#### Aim of the task
Your job is to restate each entry word for word.

## start Exercise materials

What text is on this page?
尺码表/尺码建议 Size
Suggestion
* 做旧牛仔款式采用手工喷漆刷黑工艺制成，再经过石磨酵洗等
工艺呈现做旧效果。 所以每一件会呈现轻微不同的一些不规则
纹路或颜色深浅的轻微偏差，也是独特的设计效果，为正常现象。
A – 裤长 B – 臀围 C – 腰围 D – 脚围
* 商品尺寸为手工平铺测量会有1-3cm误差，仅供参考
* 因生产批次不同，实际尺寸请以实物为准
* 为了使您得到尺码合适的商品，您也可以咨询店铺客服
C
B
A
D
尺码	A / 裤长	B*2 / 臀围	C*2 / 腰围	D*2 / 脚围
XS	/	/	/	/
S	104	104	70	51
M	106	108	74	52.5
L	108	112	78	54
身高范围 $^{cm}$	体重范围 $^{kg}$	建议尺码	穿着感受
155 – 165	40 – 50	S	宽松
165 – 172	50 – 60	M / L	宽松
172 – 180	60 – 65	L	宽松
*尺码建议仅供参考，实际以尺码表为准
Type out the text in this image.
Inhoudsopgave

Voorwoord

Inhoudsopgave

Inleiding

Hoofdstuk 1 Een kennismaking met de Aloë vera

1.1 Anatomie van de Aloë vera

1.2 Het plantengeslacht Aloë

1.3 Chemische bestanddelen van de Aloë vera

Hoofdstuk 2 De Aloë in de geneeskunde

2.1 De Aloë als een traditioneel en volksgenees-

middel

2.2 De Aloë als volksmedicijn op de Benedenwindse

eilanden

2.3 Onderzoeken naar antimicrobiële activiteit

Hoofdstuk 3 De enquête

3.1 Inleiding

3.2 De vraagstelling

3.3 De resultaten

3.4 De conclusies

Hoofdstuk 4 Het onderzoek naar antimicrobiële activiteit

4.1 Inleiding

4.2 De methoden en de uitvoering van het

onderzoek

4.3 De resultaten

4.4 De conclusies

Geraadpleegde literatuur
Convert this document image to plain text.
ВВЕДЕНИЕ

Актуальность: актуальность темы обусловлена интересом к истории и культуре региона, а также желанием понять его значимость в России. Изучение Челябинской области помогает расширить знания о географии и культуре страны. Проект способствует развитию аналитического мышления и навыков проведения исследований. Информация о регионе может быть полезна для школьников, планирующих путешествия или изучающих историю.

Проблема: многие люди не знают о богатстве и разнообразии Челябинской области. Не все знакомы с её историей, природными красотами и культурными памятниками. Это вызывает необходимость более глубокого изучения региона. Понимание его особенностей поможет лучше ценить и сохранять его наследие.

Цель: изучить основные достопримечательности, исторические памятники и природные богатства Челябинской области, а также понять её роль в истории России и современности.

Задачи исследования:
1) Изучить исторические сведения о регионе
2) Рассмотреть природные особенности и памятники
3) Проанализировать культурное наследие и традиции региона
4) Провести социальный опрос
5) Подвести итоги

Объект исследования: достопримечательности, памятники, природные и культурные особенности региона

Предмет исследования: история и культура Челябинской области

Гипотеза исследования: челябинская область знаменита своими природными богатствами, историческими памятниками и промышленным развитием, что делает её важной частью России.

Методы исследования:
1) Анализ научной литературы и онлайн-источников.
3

## end Exercise materials

#### Result
What text is on this page?
尺码表/尺码建议 Size
Suggestion
* 做旧牛仔款式采用手工喷漆刷黑工艺制成，再经过石磨酵洗等
工艺呈现做旧效果。 所以每一件会呈现轻微不同的一些不规则
纹路或颜色深浅的轻微偏差，也是独特的设计效果，为正常现象。
A – 裤长 B – 臀围 C – 腰围 D – 脚围
* 商品尺寸为手工平铺测量会有1-3cm误差，仅供参考
* 因生产批次不同，实际尺寸请以实物为准
* 为了使您得到尺码合适的商品，您也可以咨询店铺客服
C
B
A
D
尺码	A / 裤长	B*2 / 臀围	C*2 / 腰围	D*2 / 脚围
XS	/	/	/	/
S	104	104	70	51
M	106	108	74	52.5
L	108	112	78	54
身高范围 $^{cm}$	体重范围 $^{kg}$	建议尺码	穿着感受
155 – 165	40 – 50	S	宽松
165 – 172	50 – 60	M / L	宽松
172 – 180	60 – 65	L	宽松
*尺码建议仅供参考，实际以尺码表为准
Type out the text in this image.
Inhoudsopgave

Voorwoord

Inhoudsopgave

Inleiding

Hoofdstuk 1 Een kennismaking met de Aloë vera

1.1 Anatomie van de Aloë vera

1.2 Het plantengeslacht Aloë

1.3 Chemische bestanddelen van de Aloë vera

Hoofdstuk 2 De Aloë in de geneeskunde

2.1 De Aloë als een traditioneel en volksgenees-

middel

2.2 De Aloë als volksmedicijn op de Benedenwindse

eilanden

2.3 Onderzoeken naar antimicrobiële activiteit

Hoofdstuk 3 De enquête

3.1 Inleiding

3.2 De vraagstelling

3.3 De resultaten

3.4 De conclusies

Hoofdstuk 4 Het onderzoek naar antimicrobiële activiteit

4.1 Inleiding

4.2 De methoden en de uitvoering van het

onderzoek

4.3 De resultaten

4.4 De conclusies

Geraadpleegde literatuur
Convert this document image to plain text.
ВВЕДЕНИЕ

Актуальность: актуальность темы обусловлена интересом к истории и культуре региона, а также желанием понять его значимость в России. Изучение Челябинской области помогает расширить знания о географии и культуре страны. Проект способствует развитию аналитического мышления и навыков проведения исследований. Информация о регионе может быть полезна для школьников, планирующих путешествия или изучающих историю.

Проблема: многие люди не знают о богатстве и разнообразии Челябинской области. Не все знакомы с её историей, природными красотами и культурными памятниками. Это вызывает необходимость более глубокого изучения региона. Понимание его особенностей поможет лучше ценить и сохранять его наследие.

Цель: изучить основные достопримечательности, исторические памятники и природные богатства Челябинской области, а также понять её роль в истории России и современности.

Задачи исследования:
1) Изучить исторические сведения о регионе
2) Рассмотреть природные особенности и памятники
3) Проанализировать культурное наследие и традиции региона
4) Провести социальный опрос
5) Подвести итоги

Объект исследования: достопримечательности, памятники, природные и культурные особенности региона

Предмет исследования: история и культура Челябинской области

Гипотеза исследования: челябинская область знаменита своими природными богатствами, историческими памятниками и промышленным развитием, что делает её важной частью России.

Методы исследования:
1) Анализ научной литературы и онлайн-источников.
3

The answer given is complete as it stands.